Start of DATASET ROWS

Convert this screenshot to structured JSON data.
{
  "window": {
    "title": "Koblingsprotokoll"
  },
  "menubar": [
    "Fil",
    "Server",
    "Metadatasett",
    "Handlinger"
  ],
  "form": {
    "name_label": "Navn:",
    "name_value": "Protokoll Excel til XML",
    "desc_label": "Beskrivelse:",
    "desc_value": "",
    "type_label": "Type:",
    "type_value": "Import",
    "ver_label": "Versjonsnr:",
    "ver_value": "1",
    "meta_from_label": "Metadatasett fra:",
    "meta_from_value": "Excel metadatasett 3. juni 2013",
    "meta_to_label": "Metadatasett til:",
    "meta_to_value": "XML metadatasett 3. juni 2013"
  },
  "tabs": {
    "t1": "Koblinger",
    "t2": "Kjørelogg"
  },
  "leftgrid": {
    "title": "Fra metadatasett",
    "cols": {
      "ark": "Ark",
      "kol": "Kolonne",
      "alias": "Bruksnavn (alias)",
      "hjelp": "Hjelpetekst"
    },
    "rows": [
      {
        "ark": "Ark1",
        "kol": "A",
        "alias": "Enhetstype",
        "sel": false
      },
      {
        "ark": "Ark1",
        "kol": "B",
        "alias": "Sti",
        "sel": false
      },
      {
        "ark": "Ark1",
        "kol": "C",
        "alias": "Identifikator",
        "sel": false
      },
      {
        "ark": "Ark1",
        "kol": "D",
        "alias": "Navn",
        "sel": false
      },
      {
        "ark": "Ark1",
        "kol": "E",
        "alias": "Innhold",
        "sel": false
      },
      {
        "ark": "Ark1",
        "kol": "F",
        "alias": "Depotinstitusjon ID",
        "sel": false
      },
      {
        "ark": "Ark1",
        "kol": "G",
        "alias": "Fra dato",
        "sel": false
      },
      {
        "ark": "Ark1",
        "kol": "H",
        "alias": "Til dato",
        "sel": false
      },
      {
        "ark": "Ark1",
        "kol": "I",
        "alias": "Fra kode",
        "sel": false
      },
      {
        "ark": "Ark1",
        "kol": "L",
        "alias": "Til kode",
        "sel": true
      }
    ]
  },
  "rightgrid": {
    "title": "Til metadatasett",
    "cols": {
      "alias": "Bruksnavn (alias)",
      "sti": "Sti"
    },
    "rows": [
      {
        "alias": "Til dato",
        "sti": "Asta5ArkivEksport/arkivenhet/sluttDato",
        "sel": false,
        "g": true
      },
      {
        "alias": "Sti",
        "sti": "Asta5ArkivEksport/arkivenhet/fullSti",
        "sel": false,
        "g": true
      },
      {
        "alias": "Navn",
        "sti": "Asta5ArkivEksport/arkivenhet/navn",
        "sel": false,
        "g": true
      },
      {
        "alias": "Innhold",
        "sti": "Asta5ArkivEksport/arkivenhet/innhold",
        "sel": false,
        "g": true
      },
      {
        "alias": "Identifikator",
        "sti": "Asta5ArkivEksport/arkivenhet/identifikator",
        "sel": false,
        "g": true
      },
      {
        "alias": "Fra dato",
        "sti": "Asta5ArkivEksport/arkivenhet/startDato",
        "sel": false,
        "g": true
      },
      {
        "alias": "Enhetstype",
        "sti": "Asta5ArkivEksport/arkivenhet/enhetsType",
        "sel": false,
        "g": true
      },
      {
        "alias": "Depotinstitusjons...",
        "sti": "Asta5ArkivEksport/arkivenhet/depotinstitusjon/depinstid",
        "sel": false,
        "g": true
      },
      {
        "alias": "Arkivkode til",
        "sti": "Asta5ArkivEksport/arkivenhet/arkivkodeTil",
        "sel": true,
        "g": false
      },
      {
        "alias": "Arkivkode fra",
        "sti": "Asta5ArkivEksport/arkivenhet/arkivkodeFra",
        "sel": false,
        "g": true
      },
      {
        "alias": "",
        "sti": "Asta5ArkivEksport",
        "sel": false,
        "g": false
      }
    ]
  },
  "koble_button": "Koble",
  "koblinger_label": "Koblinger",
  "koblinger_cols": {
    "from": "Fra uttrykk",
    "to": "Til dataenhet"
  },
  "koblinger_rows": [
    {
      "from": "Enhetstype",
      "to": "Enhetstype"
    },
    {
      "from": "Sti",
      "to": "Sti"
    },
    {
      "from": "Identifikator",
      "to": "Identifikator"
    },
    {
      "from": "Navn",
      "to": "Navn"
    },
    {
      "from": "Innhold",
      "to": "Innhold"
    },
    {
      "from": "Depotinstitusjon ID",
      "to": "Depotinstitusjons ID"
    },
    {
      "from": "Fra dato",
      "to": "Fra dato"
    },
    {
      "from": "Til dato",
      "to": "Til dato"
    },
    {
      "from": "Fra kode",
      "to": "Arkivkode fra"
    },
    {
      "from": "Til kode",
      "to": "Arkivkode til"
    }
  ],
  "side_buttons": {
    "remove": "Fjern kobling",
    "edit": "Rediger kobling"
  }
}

End of DATASET ROWS

REQUIRED WORK —
Restate every line of the data word for word.

REPLY —
Convert this screenshot to structured JSON data.
{
  "window": {
    "title": "Koblingsprotokoll"
  },
  "menubar": [
    "Fil",
    "Server",
    "Metadatasett",
    "Handlinger"
  ],
  "form": {
    "name_label": "Navn:",
    "name_value": "Protokoll Excel til XML",
    "desc_label": "Beskrivelse:",
    "desc_value": "",
    "type_label": "Type:",
    "type_value": "Import",
    "ver_label": "Versjonsnr:",
    "ver_value": "1",
    "meta_from_label": "Metadatasett fra:",
    "meta_from_value": "Excel metadatasett 3. juni 2013",
    "meta_to_label": "Metadatasett til:",
    "meta_to_value": "XML metadatasett 3. juni 2013"
  },
  "tabs": {
    "t1": "Koblinger",
    "t2": "Kjørelogg"
  },
  "leftgrid": {
    "title": "Fra metadatasett",
    "cols": {
      "ark": "Ark",
      "kol": "Kolonne",
      "alias": "Bruksnavn (alias)",
      "hjelp": "Hjelpetekst"
    },
    "rows": [
      {
        "ark": "Ark1",
        "kol": "A",
        "alias": "Enhetstype",
        "sel": false
      },
      {
        "ark": "Ark1",
        "kol": "B",
        "alias": "Sti",
        "sel": false
      },
      {
        "ark": "Ark1",
        "kol": "C",
        "alias": "Identifikator",
        "sel": false
      },
      {
        "ark": "Ark1",
        "kol": "D",
        "alias": "Navn",
        "sel": false
      },
      {
        "ark": "Ark1",
        "kol": "E",
        "alias": "Innhold",
        "sel": false
      },
      {
        "ark": "Ark1",
        "kol": "F",
        "alias": "Depotinstitusjon ID",
        "sel": false
      },
      {
        "ark": "Ark1",
        "kol": "G",
        "alias": "Fra dato",
        "sel": false
      },
      {
        "ark": "Ark1",
        "kol": "H",
        "alias": "Til dato",
        "sel": false
      },
      {
        "ark": "Ark1",
        "kol": "I",
        "alias": "Fra kode",
        "sel": false
      },
      {
        "ark": "Ark1",
        "kol": "L",
        "alias": "Til kode",
        "sel": true
      }
    ]
  },
  "rightgrid": {
    "title": "Til metadatasett",
    "cols": {
      "alias": "Bruksnavn (alias)",
      "sti": "Sti"
    },
    "rows": [
      {
        "alias": "Til dato",
        "sti": "Asta5ArkivEksport/arkivenhet/sluttDato",
        "sel": false,
        "g": true
      },
      {
        "alias": "Sti",
        "sti": "Asta5ArkivEksport/arkivenhet/fullSti",
        "sel": false,
        "g": true
      },
      {
        "alias": "Navn",
        "sti": "Asta5ArkivEksport/arkivenhet/navn",
        "sel": false,
        "g": true
      },
      {
        "alias": "Innhold",
        "sti": "Asta5ArkivEksport/arkivenhet/innhold",
        "sel": false,
        "g": true
      },
      {
        "alias": "Identifikator",
        "sti": "Asta5ArkivEksport/arkivenhet/identifikator",
        "sel": false,
        "g": true
      },
      {
        "alias": "Fra dato",
        "sti": "Asta5ArkivEksport/arkivenhet/startDato",
        "sel": false,
        "g": true
      },
      {
        "alias": "Enhetstype",
        "sti": "Asta5ArkivEksport/arkivenhet/enhetsType",
        "sel": false,
        "g": true
      },
      {
        "alias": "Depotinstitusjons...",
        "sti": "Asta5ArkivEksport/arkivenhet/depotinstitusjon/depinstid",
        "sel": false,
        "g": true
      },
      {
        "alias": "Arkivkode til",
        "sti": "Asta5ArkivEksport/arkivenhet/arkivkodeTil",
        "sel": true,
        "g": false
      },
      {
        "alias": "Arkivkode fra",
        "sti": "Asta5ArkivEksport/arkivenhet/arkivkodeFra",
        "sel": false,
        "g": true
      },
      {
        "alias": "",
        "sti": "Asta5ArkivEksport",
        "sel": false,
        "g": false
      }
    ]
  },
  "koble_button": "Koble",
  "koblinger_label": "Koblinger",
  "koblinger_cols": {
    "from": "Fra uttrykk",
    "to": "Til dataenhet"
  },
  "koblinger_rows": [
    {
      "from": "Enhetstype",
      "to": "Enhetstype"
    },
    {
      "from": "Sti",
      "to": "Sti"
    },
    {
      "from": "Identifikator",
      "to": "Identifikator"
    },
    {
      "from": "Navn",
      "to": "Navn"
    },
    {
      "from": "Innhold",
      "to": "Innhold"
    },
    {
      "from": "Depotinstitusjon ID",
      "to": "Depotinstitusjons ID"
    },
    {
      "from": "Fra dato",
      "to": "Fra dato"
    },
    {
      "from": "Til dato",
      "to": "Til dato"
    },
    {
      "from": "Fra kode",
      "to": "Arkivkode fra"
    },
    {
      "from": "Til kode",
      "to": "Arkivkode til"
    }
  ],
  "side_buttons": {
    "remove": "Fjern kobling",
    "edit": "Rediger kobling"
  }
}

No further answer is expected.